### EXERCISE A
Based on the passage about bands and marketing, decide whether each statement agrees with it: (i) labels take risks on bands these days; (ii) the writer's band is signed; (iii) the writer means to keep promoting the band mainly through Myspace. For each, answer yes or no and quote the words of the passage that settle it.
### EXERCISE B
Transcribe the part of the passage about bands and marketing from "I’ve seen Myspace" up to and including "it has been.".

### PASSAGE PROVIDED
--*--

I’ve seen Myspace go from a useful tool for a working band to a place that is just so awash with bands, it really is like trying to find a needle in a haystack. We get so many bands add us every day, it’s daunting. To have any kind of “name”, however small, in this day and age is quite an achievement. To be one of those bands that has managed to make itself known out of the millions that are out there impresses the shit out of me! But I know how much hard work it has been.
It used to be that, being in a band was about writing music, playing music and, if you were among the 0.001% of bands that ever got to record an album, you were in a very small club. These days, the music comes last. These days, it is all about marketing. Sad but very, very true. You could be in the best band in the world but, if you aren’t internet savvy and don’t have any marketing nouse, chances are you will never be heard of again. So many great bands that we listen to and enjoy probably would never be if the market then was as it is now. For a start, no labels take risks these days and, secondly, standing out from the crowd is nothing to do with being exceptional and everything to do with hitting the right marketing buttons.
I’m lucky, I “get” marketing and understand how to sell.. Because of that, I am in a band who is fortunate enough to be signed and has a route to market. Between us (ie the band and our label) I am sure that we can become a much bigger, more succesful entity and carve some kind of career out for ourselves. I also see that Myspace has had it’s day and am glad to have continued promoting our main website – something we own, that cannot be closed down on a whim and isn’t policed by censors that might not like some of it’s content. As the web grows to become the first-stop for all entertainment, we will be glad to have a place full of valuable content where we can stream concerts and stay in touch with those that care.

--*--

### RECORD SET
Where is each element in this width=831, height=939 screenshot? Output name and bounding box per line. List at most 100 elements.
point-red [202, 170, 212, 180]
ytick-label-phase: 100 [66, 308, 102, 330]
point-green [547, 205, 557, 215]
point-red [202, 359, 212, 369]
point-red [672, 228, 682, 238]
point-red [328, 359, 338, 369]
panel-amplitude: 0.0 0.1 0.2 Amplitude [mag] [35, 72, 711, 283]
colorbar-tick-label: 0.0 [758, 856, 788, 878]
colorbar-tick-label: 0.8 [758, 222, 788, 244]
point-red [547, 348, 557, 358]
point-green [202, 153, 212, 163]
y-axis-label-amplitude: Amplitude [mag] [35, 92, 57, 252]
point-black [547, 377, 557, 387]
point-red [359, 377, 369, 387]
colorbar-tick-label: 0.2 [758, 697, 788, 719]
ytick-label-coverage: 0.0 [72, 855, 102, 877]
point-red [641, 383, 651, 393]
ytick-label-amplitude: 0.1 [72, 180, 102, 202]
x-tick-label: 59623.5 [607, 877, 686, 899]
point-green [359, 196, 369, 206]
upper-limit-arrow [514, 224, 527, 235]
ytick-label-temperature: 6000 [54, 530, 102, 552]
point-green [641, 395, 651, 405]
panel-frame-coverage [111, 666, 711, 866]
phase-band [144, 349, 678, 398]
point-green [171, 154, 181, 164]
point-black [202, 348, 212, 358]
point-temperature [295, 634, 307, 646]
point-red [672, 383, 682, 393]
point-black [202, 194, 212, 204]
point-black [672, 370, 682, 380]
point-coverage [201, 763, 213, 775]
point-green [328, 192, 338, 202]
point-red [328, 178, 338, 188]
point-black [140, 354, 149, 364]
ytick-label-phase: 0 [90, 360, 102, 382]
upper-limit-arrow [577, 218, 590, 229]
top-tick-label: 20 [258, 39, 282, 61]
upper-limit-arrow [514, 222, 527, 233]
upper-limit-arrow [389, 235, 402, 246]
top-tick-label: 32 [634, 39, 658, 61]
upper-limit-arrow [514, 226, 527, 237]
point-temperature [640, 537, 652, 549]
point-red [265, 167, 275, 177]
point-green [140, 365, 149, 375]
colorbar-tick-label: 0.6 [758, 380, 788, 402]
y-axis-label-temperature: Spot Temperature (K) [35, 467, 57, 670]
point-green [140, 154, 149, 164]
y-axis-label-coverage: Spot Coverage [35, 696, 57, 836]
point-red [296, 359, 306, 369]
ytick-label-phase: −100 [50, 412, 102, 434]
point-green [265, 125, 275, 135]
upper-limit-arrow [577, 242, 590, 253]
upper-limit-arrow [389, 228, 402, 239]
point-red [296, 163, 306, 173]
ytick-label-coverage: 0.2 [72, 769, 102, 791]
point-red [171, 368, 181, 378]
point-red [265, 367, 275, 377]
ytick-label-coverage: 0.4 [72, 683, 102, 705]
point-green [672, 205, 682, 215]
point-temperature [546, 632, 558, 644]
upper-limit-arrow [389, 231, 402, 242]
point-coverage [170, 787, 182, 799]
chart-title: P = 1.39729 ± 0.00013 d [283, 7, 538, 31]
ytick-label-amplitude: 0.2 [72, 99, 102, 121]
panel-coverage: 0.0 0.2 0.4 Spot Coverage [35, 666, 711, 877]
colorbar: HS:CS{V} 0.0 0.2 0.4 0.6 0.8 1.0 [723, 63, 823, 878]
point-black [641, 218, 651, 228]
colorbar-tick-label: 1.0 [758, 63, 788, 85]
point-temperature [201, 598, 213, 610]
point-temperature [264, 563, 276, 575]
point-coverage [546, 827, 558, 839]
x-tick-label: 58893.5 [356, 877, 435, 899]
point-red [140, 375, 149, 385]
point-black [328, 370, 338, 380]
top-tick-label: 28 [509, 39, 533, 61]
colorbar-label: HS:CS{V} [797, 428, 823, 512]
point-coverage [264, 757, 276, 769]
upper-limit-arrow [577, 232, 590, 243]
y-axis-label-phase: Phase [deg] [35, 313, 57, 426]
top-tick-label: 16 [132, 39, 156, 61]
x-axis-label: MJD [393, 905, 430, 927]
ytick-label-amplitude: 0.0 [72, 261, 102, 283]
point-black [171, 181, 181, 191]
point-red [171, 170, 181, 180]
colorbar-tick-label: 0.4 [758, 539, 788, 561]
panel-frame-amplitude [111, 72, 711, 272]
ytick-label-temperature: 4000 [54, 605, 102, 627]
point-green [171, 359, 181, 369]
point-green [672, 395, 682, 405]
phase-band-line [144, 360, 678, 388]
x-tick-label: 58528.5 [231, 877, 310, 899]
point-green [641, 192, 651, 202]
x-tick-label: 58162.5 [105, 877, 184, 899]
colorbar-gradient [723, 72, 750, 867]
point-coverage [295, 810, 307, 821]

--*--

### EXPECTED ANSWER A
(i) No: "no labels take risks these days"
(ii) Yes: "I am in a band who is fortunate enough to be signed and has a route to market"
(iii) No: "I also see that Myspace has had it’s day and am glad to have continued promoting our main website"

### EXPECTED ANSWER B
I’ve seen Myspace go from a useful tool for a working band to a place that is just so awash with bands, it really is like trying to find a needle in a haystack. We get so many bands add us every day, it’s daunting. To have any kind of “name”, however small, in this day and age is quite an achievement. To be one of those bands that has managed to make itself known out of the millions that are out there impresses the shit out of me! But I know how much hard work it has been.